Stated exercise: Pick out each line of the records in which the word "Invoices" appears.
──────────
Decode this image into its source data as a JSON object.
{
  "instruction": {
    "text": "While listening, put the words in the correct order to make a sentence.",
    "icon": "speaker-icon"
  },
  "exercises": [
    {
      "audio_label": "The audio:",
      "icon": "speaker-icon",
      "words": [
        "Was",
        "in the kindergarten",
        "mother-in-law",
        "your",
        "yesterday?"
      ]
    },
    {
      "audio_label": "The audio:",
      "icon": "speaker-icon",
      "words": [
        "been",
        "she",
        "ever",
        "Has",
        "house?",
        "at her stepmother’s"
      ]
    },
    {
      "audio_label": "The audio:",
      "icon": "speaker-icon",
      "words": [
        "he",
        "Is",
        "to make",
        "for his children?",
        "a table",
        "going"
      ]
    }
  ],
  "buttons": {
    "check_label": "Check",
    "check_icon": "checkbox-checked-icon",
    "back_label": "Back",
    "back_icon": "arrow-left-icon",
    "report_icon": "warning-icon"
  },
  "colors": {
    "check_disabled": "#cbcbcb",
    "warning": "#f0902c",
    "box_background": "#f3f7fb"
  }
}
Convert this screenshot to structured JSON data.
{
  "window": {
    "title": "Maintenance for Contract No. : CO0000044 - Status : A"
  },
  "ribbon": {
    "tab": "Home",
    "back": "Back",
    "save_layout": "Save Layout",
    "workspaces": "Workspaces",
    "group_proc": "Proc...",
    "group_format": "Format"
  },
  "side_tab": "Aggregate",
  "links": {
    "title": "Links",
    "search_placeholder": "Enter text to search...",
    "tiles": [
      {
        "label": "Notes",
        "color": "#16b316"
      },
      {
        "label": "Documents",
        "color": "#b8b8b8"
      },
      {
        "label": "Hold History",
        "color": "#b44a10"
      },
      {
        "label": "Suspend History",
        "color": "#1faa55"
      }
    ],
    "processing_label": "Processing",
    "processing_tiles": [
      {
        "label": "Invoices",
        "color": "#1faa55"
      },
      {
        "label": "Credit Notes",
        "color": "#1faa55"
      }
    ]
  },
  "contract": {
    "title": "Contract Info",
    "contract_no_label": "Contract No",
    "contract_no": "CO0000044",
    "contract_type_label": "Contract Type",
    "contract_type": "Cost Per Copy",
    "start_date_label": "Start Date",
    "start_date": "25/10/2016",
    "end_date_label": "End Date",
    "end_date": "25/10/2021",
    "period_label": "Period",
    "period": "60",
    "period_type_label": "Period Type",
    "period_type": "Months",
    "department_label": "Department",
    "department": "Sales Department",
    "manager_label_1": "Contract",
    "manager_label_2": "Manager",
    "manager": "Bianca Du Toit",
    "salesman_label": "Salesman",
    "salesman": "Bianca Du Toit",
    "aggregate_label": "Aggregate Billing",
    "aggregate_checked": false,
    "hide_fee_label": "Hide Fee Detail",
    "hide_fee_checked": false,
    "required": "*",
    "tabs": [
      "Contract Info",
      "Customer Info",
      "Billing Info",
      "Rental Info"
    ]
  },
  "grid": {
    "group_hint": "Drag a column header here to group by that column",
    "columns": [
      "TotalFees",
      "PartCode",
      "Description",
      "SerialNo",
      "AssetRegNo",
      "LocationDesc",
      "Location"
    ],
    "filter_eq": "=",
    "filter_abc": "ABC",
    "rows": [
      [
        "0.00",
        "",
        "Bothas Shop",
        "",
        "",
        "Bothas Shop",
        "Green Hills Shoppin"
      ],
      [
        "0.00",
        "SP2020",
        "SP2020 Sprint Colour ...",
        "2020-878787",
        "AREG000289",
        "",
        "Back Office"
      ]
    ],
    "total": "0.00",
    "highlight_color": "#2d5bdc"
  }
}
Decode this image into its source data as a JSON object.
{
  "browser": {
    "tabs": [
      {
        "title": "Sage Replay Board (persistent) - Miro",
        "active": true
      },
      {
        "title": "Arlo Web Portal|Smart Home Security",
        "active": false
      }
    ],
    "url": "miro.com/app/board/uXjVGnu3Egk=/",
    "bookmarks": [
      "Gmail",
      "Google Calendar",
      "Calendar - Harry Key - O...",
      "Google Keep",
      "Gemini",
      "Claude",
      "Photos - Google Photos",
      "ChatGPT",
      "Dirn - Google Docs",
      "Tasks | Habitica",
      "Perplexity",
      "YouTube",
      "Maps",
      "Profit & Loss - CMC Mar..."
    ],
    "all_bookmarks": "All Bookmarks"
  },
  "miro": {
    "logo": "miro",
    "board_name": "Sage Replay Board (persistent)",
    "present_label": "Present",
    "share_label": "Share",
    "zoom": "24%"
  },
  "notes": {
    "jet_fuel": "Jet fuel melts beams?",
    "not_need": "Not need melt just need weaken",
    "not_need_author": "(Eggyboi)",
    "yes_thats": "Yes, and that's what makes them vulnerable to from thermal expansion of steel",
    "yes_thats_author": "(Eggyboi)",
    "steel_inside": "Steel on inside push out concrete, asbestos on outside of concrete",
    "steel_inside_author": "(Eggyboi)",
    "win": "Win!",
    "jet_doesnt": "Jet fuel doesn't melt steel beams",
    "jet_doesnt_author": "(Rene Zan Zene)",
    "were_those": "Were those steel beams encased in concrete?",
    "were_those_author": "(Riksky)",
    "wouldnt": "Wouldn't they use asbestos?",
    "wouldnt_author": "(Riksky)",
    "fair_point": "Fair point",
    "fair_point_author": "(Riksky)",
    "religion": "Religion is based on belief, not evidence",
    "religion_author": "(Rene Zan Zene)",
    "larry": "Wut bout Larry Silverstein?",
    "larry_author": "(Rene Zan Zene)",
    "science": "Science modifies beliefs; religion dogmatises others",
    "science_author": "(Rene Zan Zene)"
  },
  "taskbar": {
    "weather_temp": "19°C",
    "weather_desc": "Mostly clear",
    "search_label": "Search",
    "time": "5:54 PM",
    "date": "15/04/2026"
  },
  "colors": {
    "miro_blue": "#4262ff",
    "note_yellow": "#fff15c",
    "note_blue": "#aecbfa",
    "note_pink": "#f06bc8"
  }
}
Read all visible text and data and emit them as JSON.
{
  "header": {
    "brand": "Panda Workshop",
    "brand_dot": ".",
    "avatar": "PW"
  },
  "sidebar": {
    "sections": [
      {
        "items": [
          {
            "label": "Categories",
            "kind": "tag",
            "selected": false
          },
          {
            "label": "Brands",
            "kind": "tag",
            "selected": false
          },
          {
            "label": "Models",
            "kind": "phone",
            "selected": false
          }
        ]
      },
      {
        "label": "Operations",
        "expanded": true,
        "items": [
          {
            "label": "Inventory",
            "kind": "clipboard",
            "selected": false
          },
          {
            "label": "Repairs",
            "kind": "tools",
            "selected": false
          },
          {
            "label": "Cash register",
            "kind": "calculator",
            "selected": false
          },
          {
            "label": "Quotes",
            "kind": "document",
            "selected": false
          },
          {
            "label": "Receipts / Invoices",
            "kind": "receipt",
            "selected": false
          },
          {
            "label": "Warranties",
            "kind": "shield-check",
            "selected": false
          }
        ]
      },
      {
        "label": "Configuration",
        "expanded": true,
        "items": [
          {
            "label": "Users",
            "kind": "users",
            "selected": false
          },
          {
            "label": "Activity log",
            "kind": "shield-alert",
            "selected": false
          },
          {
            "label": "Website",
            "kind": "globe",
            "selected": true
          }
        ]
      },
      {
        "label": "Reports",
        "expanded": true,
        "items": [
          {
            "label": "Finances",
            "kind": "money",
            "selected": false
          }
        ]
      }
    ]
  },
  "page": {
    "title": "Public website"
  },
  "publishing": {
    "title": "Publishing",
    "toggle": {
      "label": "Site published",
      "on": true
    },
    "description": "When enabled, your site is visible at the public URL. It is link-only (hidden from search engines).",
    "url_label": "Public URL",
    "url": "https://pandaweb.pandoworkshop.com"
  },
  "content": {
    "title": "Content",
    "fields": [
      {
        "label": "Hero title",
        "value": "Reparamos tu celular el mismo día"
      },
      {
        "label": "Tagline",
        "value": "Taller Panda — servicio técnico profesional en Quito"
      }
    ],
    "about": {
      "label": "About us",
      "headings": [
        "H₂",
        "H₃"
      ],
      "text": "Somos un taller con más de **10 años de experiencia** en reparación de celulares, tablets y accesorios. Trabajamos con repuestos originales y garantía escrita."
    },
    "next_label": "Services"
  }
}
──────────
Exercise output:
        "label": "Invoices",
            "label": "Receipts / Invoices",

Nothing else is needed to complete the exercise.